━━━ Records for the task

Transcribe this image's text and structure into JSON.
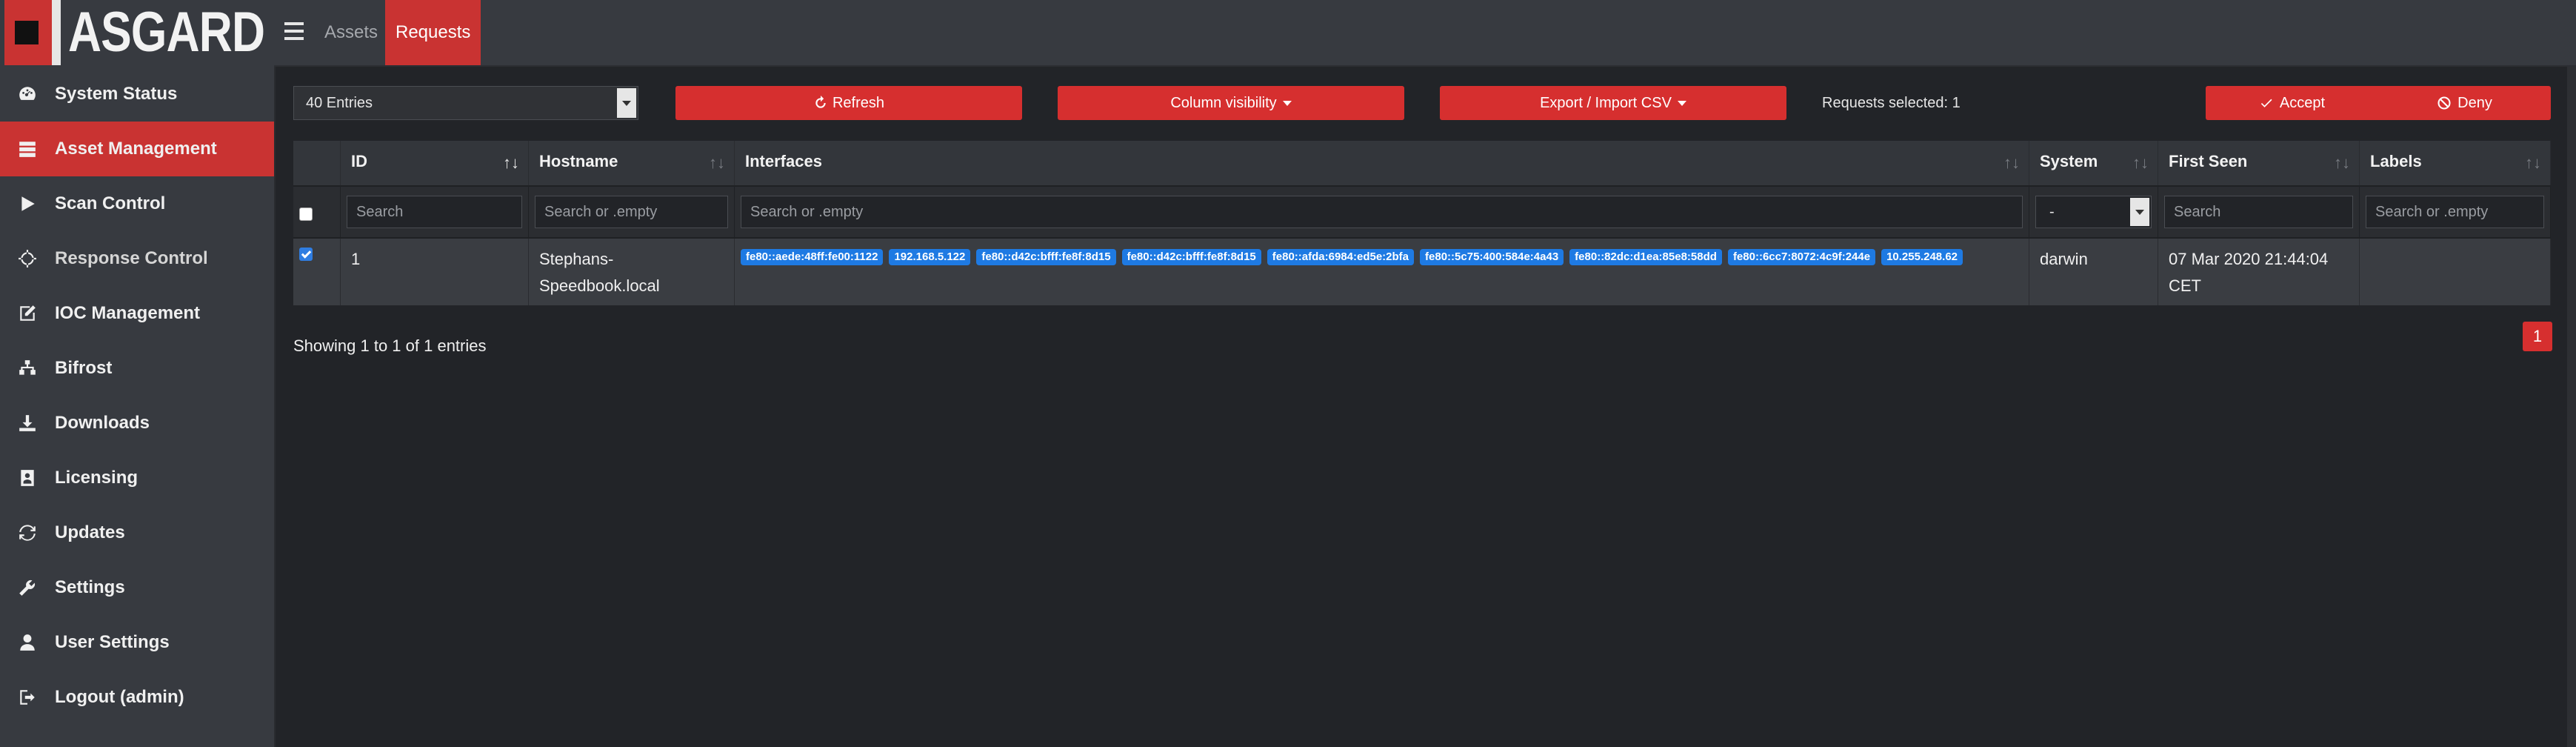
{
  "app": {
    "name": "ASGARD"
  },
  "topbar": {
    "tabs": [
      "Assets",
      "Requests"
    ],
    "active_tab": "Requests"
  },
  "sidebar": {
    "items": [
      {
        "label": "System Status",
        "icon": "dashboard-icon"
      },
      {
        "label": "Asset Management",
        "icon": "server-icon",
        "active": true
      },
      {
        "label": "Scan Control",
        "icon": "play-icon"
      },
      {
        "label": "Response Control",
        "icon": "crosshair-icon"
      },
      {
        "label": "IOC Management",
        "icon": "edit-icon"
      },
      {
        "label": "Bifrost",
        "icon": "sitemap-icon"
      },
      {
        "label": "Downloads",
        "icon": "download-icon"
      },
      {
        "label": "Licensing",
        "icon": "id-card-icon"
      },
      {
        "label": "Updates",
        "icon": "sync-icon"
      },
      {
        "label": "Settings",
        "icon": "wrench-icon"
      },
      {
        "label": "User Settings",
        "icon": "user-icon"
      },
      {
        "label": "Logout (admin)",
        "icon": "sign-out-icon"
      }
    ]
  },
  "toolbar": {
    "entries_value": "40 Entries",
    "refresh_label": "Refresh",
    "column_visibility_label": "Column visibility",
    "export_label": "Export / Import CSV",
    "selected_text": "Requests selected: 1",
    "accept_label": "Accept",
    "deny_label": "Deny"
  },
  "table": {
    "columns": [
      "ID",
      "Hostname",
      "Interfaces",
      "System",
      "First Seen",
      "Labels"
    ],
    "filters": {
      "id": "Search",
      "hostname": "Search or .empty",
      "interfaces": "Search or .empty",
      "system": "-",
      "first_seen": "Search",
      "labels": "Search or .empty"
    },
    "rows": [
      {
        "id": "1",
        "hostname_line1": "Stephans-",
        "hostname_line2": "Speedbook.local",
        "interfaces": [
          "fe80::aede:48ff:fe00:1122",
          "192.168.5.122",
          "fe80::d42c:bfff:fe8f:8d15",
          "fe80::d42c:bfff:fe8f:8d15",
          "fe80::afda:6984:ed5e:2bfa",
          "fe80::5c75:400:584e:4a43",
          "fe80::82dc:d1ea:85e8:58dd",
          "fe80::6cc7:8072:4c9f:244e",
          "10.255.248.62"
        ],
        "system": "darwin",
        "first_seen_line1": "07 Mar 2020 21:44:04",
        "first_seen_line2": "CET",
        "labels": ""
      }
    ]
  },
  "footer": {
    "info": "Showing 1 to 1 of 1 entries",
    "page": "1"
  },
  "colors": {
    "accent": "#d62f2f",
    "tag": "#1e7ae3",
    "sidebar": "#373a40",
    "background": "#222428"
  }
}
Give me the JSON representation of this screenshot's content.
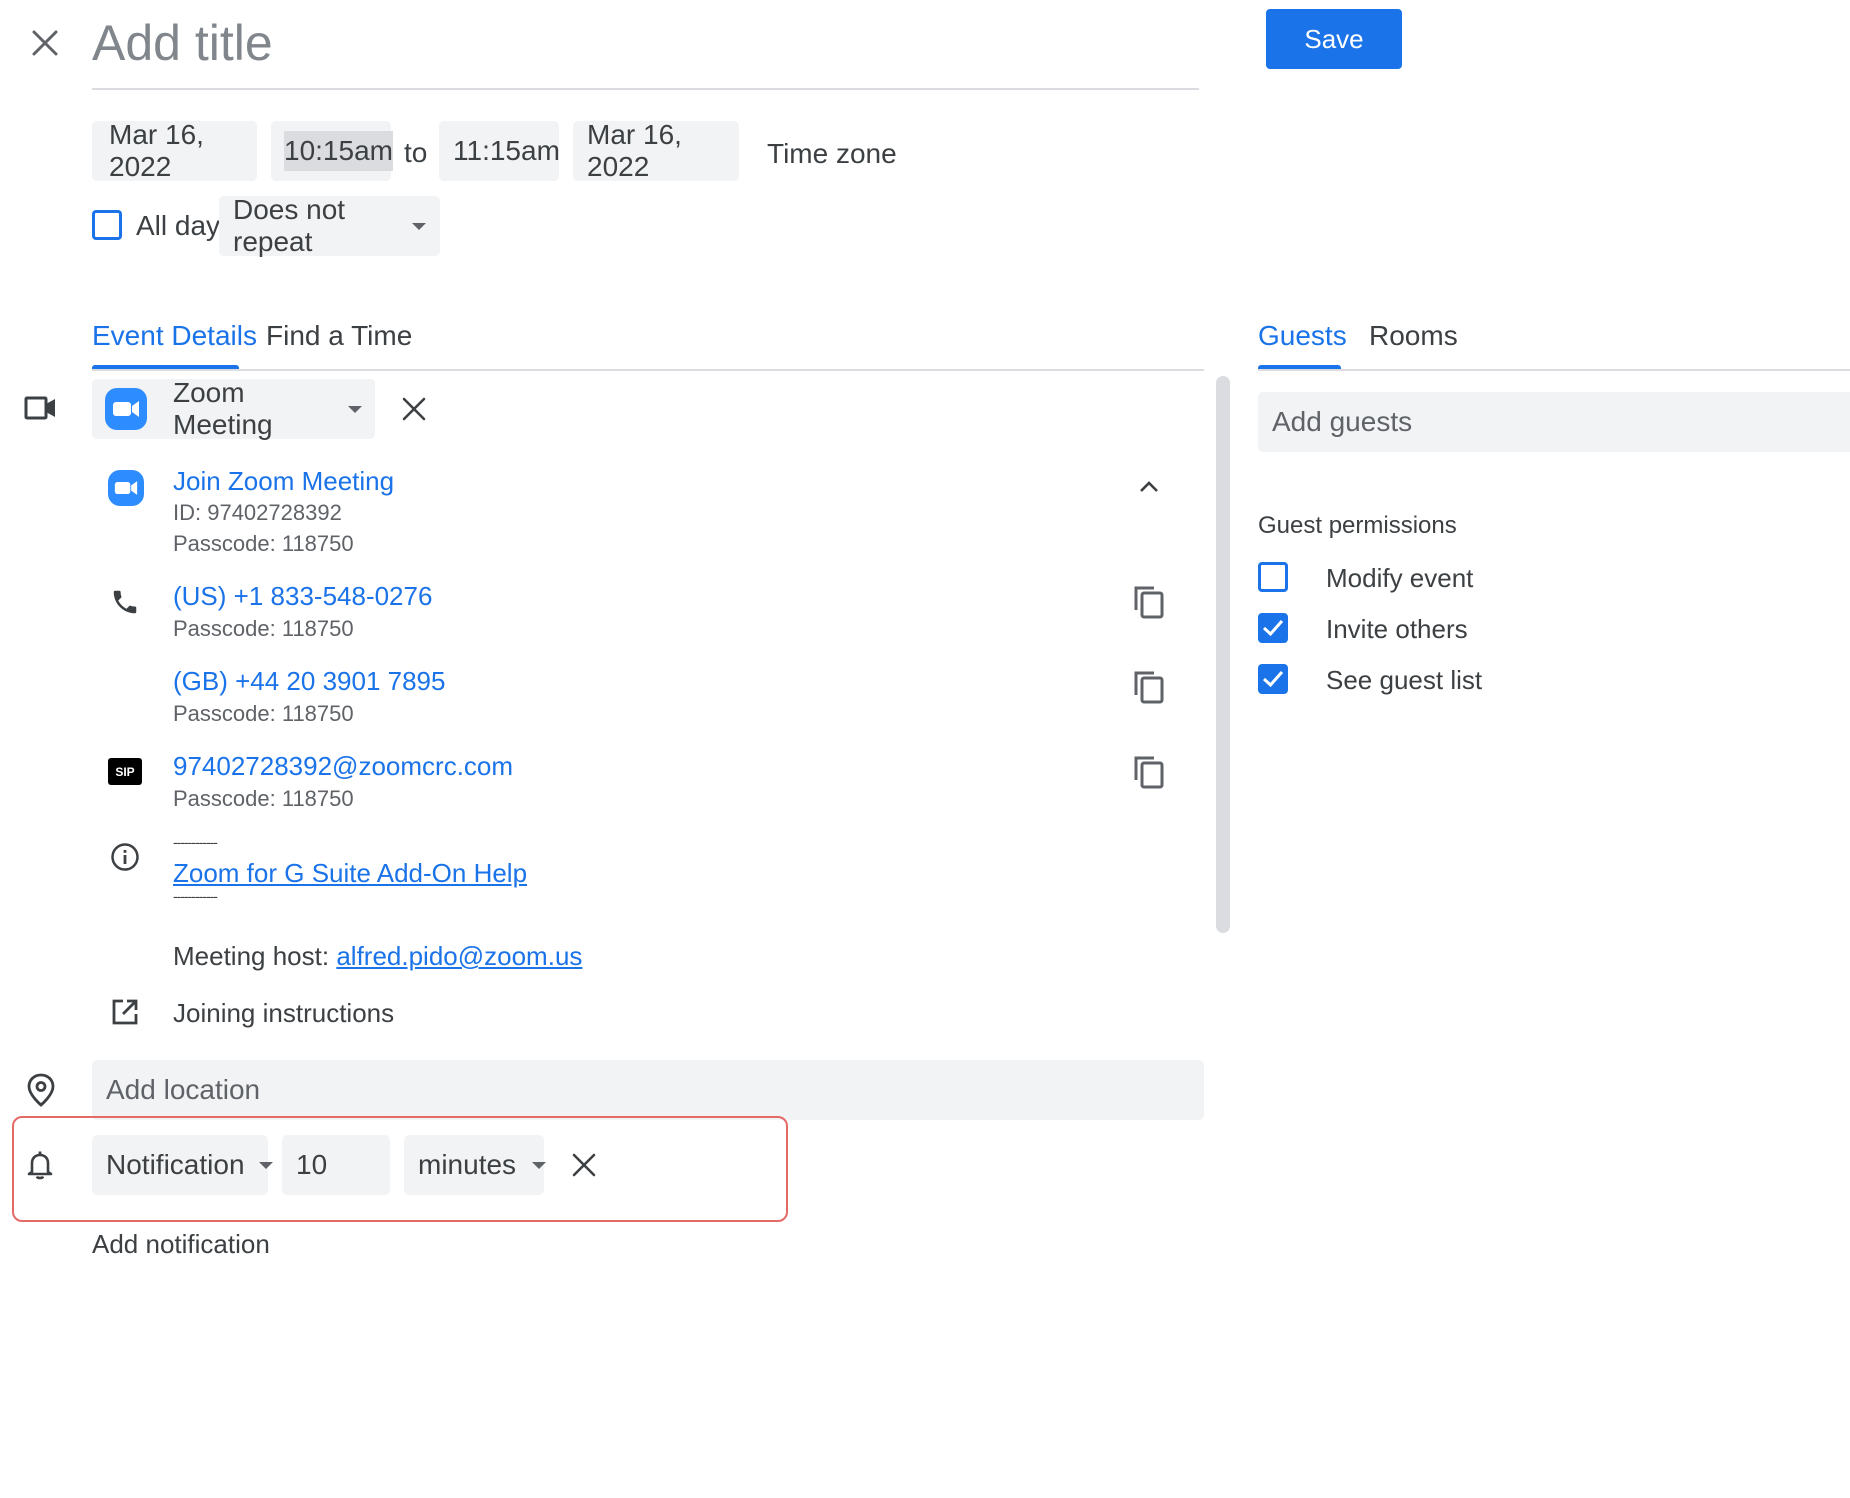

━━━━━━

Task requirements:
Output each line exactly; omit every picture.

Correct result:
Transcribe this image's text and structure into JSON.
{
  "app": {
    "name": "ASGARD"
  },
  "topbar": {
    "tabs": [
      "Assets",
      "Requests"
    ],
    "active_tab": "Requests"
  },
  "sidebar": {
    "items": [
      {
        "label": "System Status",
        "icon": "dashboard-icon"
      },
      {
        "label": "Asset Management",
        "icon": "server-icon",
        "active": true
      },
      {
        "label": "Scan Control",
        "icon": "play-icon"
      },
      {
        "label": "Response Control",
        "icon": "crosshair-icon"
      },
      {
        "label": "IOC Management",
        "icon": "edit-icon"
      },
      {
        "label": "Bifrost",
        "icon": "sitemap-icon"
      },
      {
        "label": "Downloads",
        "icon": "download-icon"
      },
      {
        "label": "Licensing",
        "icon": "id-card-icon"
      },
      {
        "label": "Updates",
        "icon": "sync-icon"
      },
      {
        "label": "Settings",
        "icon": "wrench-icon"
      },
      {
        "label": "User Settings",
        "icon": "user-icon"
      },
      {
        "label": "Logout (admin)",
        "icon": "sign-out-icon"
      }
    ]
  },
  "toolbar": {
    "entries_value": "40 Entries",
    "refresh_label": "Refresh",
    "column_visibility_label": "Column visibility",
    "export_label": "Export / Import CSV",
    "selected_text": "Requests selected: 1",
    "accept_label": "Accept",
    "deny_label": "Deny"
  },
  "table": {
    "columns": [
      "ID",
      "Hostname",
      "Interfaces",
      "System",
      "First Seen",
      "Labels"
    ],
    "filters": {
      "id": "Search",
      "hostname": "Search or .empty",
      "interfaces": "Search or .empty",
      "system": "-",
      "first_seen": "Search",
      "labels": "Search or .empty"
    },
    "rows": [
      {
        "id": "1",
        "hostname_line1": "Stephans-",
        "hostname_line2": "Speedbook.local",
        "interfaces": [
          "fe80::aede:48ff:fe00:1122",
          "192.168.5.122",
          "fe80::d42c:bfff:fe8f:8d15",
          "fe80::d42c:bfff:fe8f:8d15",
          "fe80::afda:6984:ed5e:2bfa",
          "fe80::5c75:400:584e:4a43",
          "fe80::82dc:d1ea:85e8:58dd",
          "fe80::6cc7:8072:4c9f:244e",
          "10.255.248.62"
        ],
        "system": "darwin",
        "first_seen_line1": "07 Mar 2020 21:44:04",
        "first_seen_line2": "CET",
        "labels": ""
      }
    ]
  },
  "footer": {
    "info": "Showing 1 to 1 of 1 entries",
    "page": "1"
  },
  "colors": {
    "accent": "#d62f2f",
    "tag": "#1e7ae3",
    "sidebar": "#373a40",
    "background": "#222428"
  }
}
Give me the JSON representation of this screenshot's content.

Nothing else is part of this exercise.